> BRIEF: Identify the lines that contain the string "buono" and report only how many there are.
======== SUPPLIED DATA ========
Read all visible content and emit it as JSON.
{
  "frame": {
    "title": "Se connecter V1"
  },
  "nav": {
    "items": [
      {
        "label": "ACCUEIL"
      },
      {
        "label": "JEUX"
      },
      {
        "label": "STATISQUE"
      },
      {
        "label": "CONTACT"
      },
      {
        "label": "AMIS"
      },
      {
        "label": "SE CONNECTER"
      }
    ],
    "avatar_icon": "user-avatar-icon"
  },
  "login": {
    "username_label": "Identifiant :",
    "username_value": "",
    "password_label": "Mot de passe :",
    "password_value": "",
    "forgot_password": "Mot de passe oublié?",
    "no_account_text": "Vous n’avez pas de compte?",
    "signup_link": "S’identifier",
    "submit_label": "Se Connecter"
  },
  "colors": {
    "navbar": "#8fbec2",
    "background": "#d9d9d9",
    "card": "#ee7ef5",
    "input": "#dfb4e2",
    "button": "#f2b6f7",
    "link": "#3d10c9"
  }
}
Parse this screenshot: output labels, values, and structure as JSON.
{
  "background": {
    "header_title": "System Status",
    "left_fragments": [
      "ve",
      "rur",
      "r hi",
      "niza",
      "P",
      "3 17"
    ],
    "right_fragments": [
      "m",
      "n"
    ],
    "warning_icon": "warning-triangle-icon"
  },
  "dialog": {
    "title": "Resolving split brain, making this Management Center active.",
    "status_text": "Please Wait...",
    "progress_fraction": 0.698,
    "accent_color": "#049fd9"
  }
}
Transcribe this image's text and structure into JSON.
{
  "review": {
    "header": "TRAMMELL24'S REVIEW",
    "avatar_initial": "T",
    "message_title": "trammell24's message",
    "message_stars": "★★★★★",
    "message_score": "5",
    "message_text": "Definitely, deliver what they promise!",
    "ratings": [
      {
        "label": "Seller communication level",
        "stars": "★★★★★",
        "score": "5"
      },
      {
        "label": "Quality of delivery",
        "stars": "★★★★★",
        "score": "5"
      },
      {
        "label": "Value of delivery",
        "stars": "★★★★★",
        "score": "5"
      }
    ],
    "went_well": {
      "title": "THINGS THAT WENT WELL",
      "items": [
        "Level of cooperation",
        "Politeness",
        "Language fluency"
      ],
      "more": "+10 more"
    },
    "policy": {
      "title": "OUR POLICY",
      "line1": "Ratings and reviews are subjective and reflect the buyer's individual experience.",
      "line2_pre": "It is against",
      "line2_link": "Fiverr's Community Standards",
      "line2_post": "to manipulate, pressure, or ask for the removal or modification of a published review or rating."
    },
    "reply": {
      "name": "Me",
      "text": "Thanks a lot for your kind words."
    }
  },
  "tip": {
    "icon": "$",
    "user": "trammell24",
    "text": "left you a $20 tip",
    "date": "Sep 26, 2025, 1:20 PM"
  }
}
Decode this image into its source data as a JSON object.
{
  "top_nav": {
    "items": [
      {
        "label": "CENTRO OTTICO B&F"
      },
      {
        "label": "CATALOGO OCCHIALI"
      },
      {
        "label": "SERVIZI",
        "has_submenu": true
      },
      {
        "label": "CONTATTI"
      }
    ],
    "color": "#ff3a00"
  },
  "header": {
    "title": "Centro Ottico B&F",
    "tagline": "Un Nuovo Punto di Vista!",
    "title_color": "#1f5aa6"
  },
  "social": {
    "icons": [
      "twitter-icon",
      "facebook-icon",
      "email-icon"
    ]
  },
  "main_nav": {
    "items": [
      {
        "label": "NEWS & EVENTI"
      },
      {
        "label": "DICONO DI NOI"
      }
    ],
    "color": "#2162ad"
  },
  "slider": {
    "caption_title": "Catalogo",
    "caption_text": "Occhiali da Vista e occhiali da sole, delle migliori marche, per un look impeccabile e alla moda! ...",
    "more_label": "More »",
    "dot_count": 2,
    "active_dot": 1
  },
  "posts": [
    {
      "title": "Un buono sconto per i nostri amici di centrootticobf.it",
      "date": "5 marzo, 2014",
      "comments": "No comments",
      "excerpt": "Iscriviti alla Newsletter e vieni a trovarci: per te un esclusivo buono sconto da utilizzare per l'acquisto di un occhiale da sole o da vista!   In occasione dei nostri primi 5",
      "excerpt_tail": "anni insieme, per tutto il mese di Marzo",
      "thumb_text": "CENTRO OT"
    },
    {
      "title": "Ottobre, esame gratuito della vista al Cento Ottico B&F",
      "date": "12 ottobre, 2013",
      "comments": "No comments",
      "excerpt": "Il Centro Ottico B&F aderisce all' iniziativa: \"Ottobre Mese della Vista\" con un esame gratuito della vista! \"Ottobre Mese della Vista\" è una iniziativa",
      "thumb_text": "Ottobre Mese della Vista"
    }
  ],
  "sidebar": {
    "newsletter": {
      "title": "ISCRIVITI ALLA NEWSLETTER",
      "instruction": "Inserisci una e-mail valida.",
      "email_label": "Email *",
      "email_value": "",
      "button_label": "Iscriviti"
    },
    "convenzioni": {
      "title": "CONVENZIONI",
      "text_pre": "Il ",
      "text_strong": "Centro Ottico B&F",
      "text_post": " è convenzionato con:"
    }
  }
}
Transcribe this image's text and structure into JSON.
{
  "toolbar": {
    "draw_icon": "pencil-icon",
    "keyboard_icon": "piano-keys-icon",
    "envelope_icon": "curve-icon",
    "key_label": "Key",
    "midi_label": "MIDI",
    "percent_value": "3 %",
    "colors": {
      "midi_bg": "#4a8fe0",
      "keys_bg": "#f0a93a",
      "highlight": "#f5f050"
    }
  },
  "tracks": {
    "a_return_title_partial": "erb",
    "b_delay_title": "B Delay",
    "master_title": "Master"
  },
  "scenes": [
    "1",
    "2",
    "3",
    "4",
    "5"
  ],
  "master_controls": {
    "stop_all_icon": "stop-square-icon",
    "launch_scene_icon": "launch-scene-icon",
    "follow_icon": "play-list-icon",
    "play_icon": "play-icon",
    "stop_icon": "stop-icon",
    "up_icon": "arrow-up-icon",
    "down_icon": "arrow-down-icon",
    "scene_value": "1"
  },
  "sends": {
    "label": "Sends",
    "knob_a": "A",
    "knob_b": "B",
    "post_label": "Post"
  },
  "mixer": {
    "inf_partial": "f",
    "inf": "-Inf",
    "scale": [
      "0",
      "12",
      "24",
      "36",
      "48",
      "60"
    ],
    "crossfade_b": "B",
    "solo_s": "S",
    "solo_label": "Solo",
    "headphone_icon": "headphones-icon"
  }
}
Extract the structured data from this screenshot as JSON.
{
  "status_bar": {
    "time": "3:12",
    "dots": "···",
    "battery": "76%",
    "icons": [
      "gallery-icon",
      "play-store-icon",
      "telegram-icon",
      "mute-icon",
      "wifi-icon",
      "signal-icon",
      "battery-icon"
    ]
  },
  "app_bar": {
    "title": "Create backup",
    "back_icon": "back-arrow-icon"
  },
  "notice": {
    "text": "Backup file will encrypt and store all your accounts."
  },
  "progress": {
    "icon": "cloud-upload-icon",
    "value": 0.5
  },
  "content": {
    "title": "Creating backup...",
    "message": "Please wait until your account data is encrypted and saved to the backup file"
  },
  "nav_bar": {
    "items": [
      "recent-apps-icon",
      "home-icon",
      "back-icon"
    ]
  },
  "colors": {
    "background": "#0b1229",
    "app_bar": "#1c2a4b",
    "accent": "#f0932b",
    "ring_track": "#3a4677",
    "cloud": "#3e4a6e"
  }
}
========
> THE COMPLETED TASK: 2